┌─ EXTRAIT DU TEXTE

Le président soudanais Omar El-Béchir a procédé samedi à des changements dans les hautes sphères du pouvoir. Ces changements interviennent au lendemain de l’annonce de l’état d’urgence et du limogeage des gouvernements fédéral et provinciaux.
Ces mesures ont été prises par le président soudanais après deux mois de contestation antigouvernementale. El-Béchir a en effet limogé samedi son premier vice-président et allié de longue date Bakri Hassan Saleh, le remplaçant par le ministre de la Défense Awad Ibnouf qui conserve son portefeuille. Il a en outre nommé au poste de Premier ministre Mohamed Taher Ela, ancien gouverneur de l’État agricole d’Al-Jazira, selon la présidence.
Les organisateurs de la contestation ont réagi à ces mesures choc en assurant qu’elles n’empêcheraient pas les manifestants de poursuivre leur mouvement pour réclamer le départ du chef de l’État.
Vendredi, le président El-Béchir a annoncé, dans un discours à la nation, « la dissolution du gouvernement aux niveaux fédéral et provincial » et décrété l’état d’urgence pour un an, affirmant que le Soudan traversait la situation « la plus difficile de son histoire ». Il a en outre nommé à la tête des 18 provinces du pays 16 officiers de l’armée et deux responsables de la sécurité.

└─

## CONSIGNE 1
Répondez à ces questions d'après l'extrait sur le Soudan :
(a) Qui remplace Bakri Hassan Saleh comme premier vice-président ?
(b) Pour quelle durée l'état d'urgence est-il décrété ?
(c) Combien d'officiers de l'armée sont nommés à la tête des provinces ?
## CONSIGNE 2
Reproduisez sans changement le passage de l'extrait sur le Soudan qui commence par « Les organisateurs de » et se termine par « de la sécurité. ».
Les lignes ne jouent aucun rôle dans ce travail.

┌─ DONNÉES ENREGISTRÉES

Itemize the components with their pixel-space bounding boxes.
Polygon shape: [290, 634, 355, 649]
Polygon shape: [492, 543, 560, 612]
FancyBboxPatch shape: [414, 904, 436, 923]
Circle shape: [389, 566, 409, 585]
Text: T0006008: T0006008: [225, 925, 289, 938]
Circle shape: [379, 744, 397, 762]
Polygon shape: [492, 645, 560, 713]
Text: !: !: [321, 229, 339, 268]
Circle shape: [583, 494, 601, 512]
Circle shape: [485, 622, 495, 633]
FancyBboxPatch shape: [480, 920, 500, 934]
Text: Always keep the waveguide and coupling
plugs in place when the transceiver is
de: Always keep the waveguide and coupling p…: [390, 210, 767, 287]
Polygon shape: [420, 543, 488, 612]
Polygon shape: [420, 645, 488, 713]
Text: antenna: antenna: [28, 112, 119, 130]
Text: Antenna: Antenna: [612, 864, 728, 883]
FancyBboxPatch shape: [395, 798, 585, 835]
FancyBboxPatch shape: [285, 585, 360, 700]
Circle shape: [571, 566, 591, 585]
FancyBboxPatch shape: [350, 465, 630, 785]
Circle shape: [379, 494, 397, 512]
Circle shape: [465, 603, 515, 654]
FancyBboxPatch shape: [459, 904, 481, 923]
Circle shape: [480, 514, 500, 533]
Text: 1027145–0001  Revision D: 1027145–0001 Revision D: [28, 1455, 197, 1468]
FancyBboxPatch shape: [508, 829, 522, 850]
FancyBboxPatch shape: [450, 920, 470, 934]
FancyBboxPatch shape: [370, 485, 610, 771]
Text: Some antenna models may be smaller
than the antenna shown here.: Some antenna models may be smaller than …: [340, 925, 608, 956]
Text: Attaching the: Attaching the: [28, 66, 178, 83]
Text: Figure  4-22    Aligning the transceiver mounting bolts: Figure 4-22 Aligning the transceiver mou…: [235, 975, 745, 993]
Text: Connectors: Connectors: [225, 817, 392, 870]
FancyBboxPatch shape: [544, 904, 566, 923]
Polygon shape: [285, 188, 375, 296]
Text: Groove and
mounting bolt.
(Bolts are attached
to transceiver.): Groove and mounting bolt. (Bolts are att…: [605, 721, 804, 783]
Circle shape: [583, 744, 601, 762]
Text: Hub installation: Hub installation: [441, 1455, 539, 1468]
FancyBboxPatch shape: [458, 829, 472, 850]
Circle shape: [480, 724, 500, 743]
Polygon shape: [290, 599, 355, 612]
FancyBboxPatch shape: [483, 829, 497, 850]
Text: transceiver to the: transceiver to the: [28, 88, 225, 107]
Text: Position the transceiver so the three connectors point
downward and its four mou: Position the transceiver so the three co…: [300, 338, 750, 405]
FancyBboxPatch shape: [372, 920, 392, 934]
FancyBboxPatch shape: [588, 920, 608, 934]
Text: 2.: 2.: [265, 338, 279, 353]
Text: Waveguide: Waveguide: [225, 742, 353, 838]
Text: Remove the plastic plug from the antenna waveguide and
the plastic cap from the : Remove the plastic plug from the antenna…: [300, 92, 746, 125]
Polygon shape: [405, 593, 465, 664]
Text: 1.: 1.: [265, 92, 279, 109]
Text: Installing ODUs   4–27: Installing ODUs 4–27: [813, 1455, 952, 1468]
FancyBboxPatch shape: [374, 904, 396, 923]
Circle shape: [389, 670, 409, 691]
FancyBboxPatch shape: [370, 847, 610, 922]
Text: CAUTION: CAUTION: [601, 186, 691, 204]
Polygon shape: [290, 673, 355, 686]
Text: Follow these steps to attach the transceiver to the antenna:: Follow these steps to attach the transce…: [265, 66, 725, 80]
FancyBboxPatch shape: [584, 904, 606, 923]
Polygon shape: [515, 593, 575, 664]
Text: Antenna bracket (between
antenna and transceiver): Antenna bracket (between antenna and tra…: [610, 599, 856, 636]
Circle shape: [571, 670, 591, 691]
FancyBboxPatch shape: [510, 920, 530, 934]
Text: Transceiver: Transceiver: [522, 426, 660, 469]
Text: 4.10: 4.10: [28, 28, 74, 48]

└─

## RÉPONSE RÉDIGÉE 1
(a) Le ministre de la Défense Awad Ibnouf, qui conserve son portefeuille.
(b) Pour un an.
(c) 16 officiers.

## RÉPONSE RÉDIGÉE 2
Les organisateurs de la contestation ont réagi à ces mesures choc en assurant qu’elles n’empêcheraient pas les manifestants de poursuivre leur mouvement pour réclamer le départ du chef de l’État.
Vendredi, le président El-Béchir a annoncé, dans un discours à la nation, « la dissolution du gouvernement aux niveaux fédéral et provincial » et décrété l’état d’urgence pour un an, affirmant que le Soudan traversait la situation « la plus difficile de son histoire ». Il a en outre nommé à la tête des 18 provinces du pays 16 officiers de l’armée et deux responsables de la sécurité.